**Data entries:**
····················

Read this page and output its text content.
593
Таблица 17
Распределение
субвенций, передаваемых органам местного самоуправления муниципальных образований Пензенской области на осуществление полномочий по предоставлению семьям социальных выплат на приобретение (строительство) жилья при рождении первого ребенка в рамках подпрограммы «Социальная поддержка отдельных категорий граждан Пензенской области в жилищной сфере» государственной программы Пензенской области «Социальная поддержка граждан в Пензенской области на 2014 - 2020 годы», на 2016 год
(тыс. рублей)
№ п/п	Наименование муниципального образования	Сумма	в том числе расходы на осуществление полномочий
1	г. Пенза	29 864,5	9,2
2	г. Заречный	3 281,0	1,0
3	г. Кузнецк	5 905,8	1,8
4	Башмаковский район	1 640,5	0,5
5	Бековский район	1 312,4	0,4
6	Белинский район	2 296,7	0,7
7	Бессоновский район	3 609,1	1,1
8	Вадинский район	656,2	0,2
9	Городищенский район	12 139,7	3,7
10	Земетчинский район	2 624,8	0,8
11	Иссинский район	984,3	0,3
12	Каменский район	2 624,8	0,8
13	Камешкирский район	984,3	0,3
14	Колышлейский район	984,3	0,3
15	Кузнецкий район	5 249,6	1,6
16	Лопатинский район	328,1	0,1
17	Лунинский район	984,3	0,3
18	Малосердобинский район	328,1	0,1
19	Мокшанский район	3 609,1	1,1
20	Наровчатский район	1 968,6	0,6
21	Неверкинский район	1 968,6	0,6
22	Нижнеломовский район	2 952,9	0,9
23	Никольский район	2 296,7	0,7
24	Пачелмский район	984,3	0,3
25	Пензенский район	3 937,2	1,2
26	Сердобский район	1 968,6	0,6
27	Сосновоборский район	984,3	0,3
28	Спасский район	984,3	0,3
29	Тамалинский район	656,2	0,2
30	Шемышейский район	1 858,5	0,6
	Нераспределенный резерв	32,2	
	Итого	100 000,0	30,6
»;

····················

Write out all the lines again, exactly as they are.

Read this page and output its text content.
593
Таблица 17
Распределение
субвенций, передаваемых органам местного самоуправления муниципальных образований Пензенской области на осуществление полномочий по предоставлению семьям социальных выплат на приобретение (строительство) жилья при рождении первого ребенка в рамках подпрограммы «Социальная поддержка отдельных категорий граждан Пензенской области в жилищной сфере» государственной программы Пензенской области «Социальная поддержка граждан в Пензенской области на 2014 - 2020 годы», на 2016 год
(тыс. рублей)
№ п/п	Наименование муниципального образования	Сумма	в том числе расходы на осуществление полномочий
1	г. Пенза	29 864,5	9,2
2	г. Заречный	3 281,0	1,0
3	г. Кузнецк	5 905,8	1,8
4	Башмаковский район	1 640,5	0,5
5	Бековский район	1 312,4	0,4
6	Белинский район	2 296,7	0,7
7	Бессоновский район	3 609,1	1,1
8	Вадинский район	656,2	0,2
9	Городищенский район	12 139,7	3,7
10	Земетчинский район	2 624,8	0,8
11	Иссинский район	984,3	0,3
12	Каменский район	2 624,8	0,8
13	Камешкирский район	984,3	0,3
14	Колышлейский район	984,3	0,3
15	Кузнецкий район	5 249,6	1,6
16	Лопатинский район	328,1	0,1
17	Лунинский район	984,3	0,3
18	Малосердобинский район	328,1	0,1
19	Мокшанский район	3 609,1	1,1
20	Наровчатский район	1 968,6	0,6
21	Неверкинский район	1 968,6	0,6
22	Нижнеломовский район	2 952,9	0,9
23	Никольский район	2 296,7	0,7
24	Пачелмский район	984,3	0,3
25	Пензенский район	3 937,2	1,2
26	Сердобский район	1 968,6	0,6
27	Сосновоборский район	984,3	0,3
28	Спасский район	984,3	0,3
29	Тамалинский район	656,2	0,2
30	Шемышейский район	1 858,5	0,6
	Нераспределенный резерв	32,2	
	Итого	100 000,0	30,6
»;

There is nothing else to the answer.